Stored data entries
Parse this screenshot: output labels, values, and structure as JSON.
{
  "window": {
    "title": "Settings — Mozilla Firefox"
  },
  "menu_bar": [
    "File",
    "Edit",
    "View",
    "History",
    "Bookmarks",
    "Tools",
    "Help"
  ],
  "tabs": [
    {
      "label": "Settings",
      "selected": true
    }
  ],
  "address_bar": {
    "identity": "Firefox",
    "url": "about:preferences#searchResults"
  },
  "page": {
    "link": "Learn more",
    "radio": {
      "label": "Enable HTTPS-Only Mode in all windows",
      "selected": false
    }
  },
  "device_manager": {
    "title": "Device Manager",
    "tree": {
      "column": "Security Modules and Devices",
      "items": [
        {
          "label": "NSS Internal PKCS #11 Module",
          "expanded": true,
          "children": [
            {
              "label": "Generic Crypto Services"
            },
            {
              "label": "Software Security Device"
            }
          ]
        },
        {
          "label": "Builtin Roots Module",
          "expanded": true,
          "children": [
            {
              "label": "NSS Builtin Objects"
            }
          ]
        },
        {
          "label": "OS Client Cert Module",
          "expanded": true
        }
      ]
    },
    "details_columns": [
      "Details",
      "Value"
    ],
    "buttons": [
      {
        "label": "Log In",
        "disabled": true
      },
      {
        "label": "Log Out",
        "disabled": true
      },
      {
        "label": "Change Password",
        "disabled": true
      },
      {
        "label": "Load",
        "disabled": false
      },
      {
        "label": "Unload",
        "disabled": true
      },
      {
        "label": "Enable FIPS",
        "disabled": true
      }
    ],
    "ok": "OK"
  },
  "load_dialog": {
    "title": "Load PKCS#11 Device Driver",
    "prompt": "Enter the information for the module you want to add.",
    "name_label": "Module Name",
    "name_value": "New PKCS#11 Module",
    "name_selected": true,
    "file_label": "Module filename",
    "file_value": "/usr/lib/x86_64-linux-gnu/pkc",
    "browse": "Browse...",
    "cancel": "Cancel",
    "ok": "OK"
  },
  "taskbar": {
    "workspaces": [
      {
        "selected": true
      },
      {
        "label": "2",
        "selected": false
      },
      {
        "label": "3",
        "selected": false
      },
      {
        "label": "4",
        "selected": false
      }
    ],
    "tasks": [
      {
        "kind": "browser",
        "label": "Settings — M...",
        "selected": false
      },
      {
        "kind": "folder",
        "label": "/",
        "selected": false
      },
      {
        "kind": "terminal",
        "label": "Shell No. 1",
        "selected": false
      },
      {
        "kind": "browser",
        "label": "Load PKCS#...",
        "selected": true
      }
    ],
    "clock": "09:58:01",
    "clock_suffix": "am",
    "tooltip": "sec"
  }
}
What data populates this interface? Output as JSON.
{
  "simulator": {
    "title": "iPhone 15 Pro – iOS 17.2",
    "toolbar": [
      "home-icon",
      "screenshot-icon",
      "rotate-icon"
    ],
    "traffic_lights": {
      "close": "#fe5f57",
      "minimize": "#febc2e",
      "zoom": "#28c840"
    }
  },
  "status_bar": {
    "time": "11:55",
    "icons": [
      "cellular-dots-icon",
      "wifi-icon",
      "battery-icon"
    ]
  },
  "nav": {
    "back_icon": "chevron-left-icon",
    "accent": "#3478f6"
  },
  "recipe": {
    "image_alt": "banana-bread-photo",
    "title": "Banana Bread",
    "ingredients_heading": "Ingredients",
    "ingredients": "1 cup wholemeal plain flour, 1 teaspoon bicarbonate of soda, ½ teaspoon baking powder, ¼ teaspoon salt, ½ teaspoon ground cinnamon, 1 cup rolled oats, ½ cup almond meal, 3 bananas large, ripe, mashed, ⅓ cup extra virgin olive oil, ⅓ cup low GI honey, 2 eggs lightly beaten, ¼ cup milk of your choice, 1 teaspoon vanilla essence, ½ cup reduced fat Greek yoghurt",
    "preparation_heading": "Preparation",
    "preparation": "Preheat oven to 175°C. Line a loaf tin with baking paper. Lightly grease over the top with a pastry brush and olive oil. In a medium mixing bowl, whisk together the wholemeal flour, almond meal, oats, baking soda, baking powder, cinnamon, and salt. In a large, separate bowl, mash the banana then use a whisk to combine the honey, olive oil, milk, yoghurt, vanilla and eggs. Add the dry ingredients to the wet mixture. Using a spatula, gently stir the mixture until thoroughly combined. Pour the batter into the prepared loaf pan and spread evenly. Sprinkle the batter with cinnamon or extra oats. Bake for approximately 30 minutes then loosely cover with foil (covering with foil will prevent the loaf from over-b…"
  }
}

• _SET TASK_
Report only how many lines of the listing hold the word "PKCS".

• _ANSWER TO THIS PROBLEM_
4